Provided material:
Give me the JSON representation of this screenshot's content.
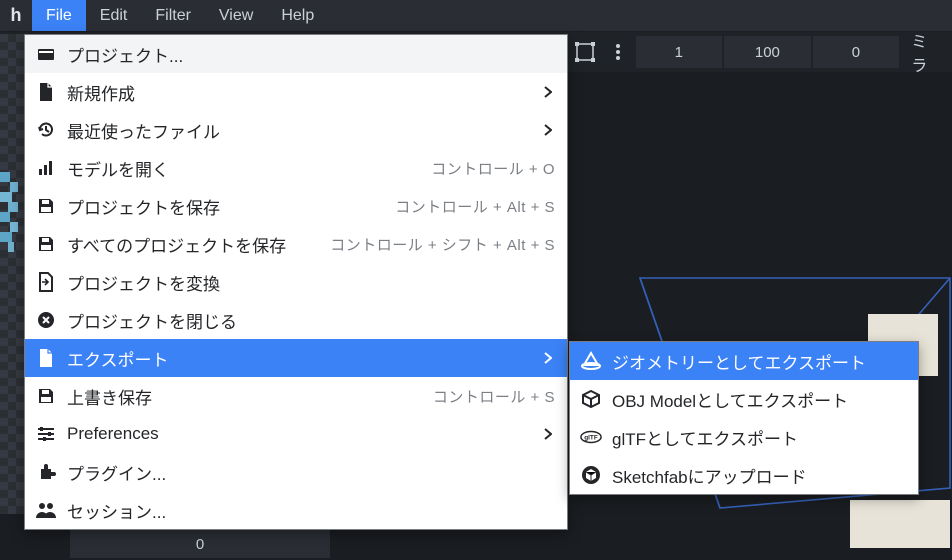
{
  "app": {
    "logo": "h"
  },
  "menubar": {
    "file": "File",
    "edit": "Edit",
    "filter": "Filter",
    "view": "View",
    "help": "Help"
  },
  "toolbar": {
    "val1": "1",
    "val2": "100",
    "val3": "0",
    "mirror": "ミラ"
  },
  "dropdown": {
    "project": "プロジェクト...",
    "new": "新規作成",
    "recent": "最近使ったファイル",
    "open": "モデルを開く",
    "open_sc": "コントロール + O",
    "save_project": "プロジェクトを保存",
    "save_project_sc": "コントロール + Alt + S",
    "save_all": "すべてのプロジェクトを保存",
    "save_all_sc": "コントロール + シフト + Alt + S",
    "convert": "プロジェクトを変換",
    "close": "プロジェクトを閉じる",
    "export": "エクスポート",
    "save_overwrite": "上書き保存",
    "save_overwrite_sc": "コントロール + S",
    "prefs": "Preferences",
    "plugins": "プラグイン...",
    "session": "セッション..."
  },
  "submenu": {
    "geom": "ジオメトリーとしてエクスポート",
    "obj": "OBJ Modelとしてエクスポート",
    "gltf": "glTFとしてエクスポート",
    "sketchfab": "Sketchfabにアップロード"
  },
  "bottom": {
    "val": "0"
  }
}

The problem:
Print out the whole of the material word for word, without pictures.

Solved problem:
Give me the JSON representation of this screenshot's content.
{
  "app": {
    "logo": "h"
  },
  "menubar": {
    "file": "File",
    "edit": "Edit",
    "filter": "Filter",
    "view": "View",
    "help": "Help"
  },
  "toolbar": {
    "val1": "1",
    "val2": "100",
    "val3": "0",
    "mirror": "ミラ"
  },
  "dropdown": {
    "project": "プロジェクト...",
    "new": "新規作成",
    "recent": "最近使ったファイル",
    "open": "モデルを開く",
    "open_sc": "コントロール + O",
    "save_project": "プロジェクトを保存",
    "save_project_sc": "コントロール + Alt + S",
    "save_all": "すべてのプロジェクトを保存",
    "save_all_sc": "コントロール + シフト + Alt + S",
    "convert": "プロジェクトを変換",
    "close": "プロジェクトを閉じる",
    "export": "エクスポート",
    "save_overwrite": "上書き保存",
    "save_overwrite_sc": "コントロール + S",
    "prefs": "Preferences",
    "plugins": "プラグイン...",
    "session": "セッション..."
  },
  "submenu": {
    "geom": "ジオメトリーとしてエクスポート",
    "obj": "OBJ Modelとしてエクスポート",
    "gltf": "glTFとしてエクスポート",
    "sketchfab": "Sketchfabにアップロード"
  },
  "bottom": {
    "val": "0"
  }
}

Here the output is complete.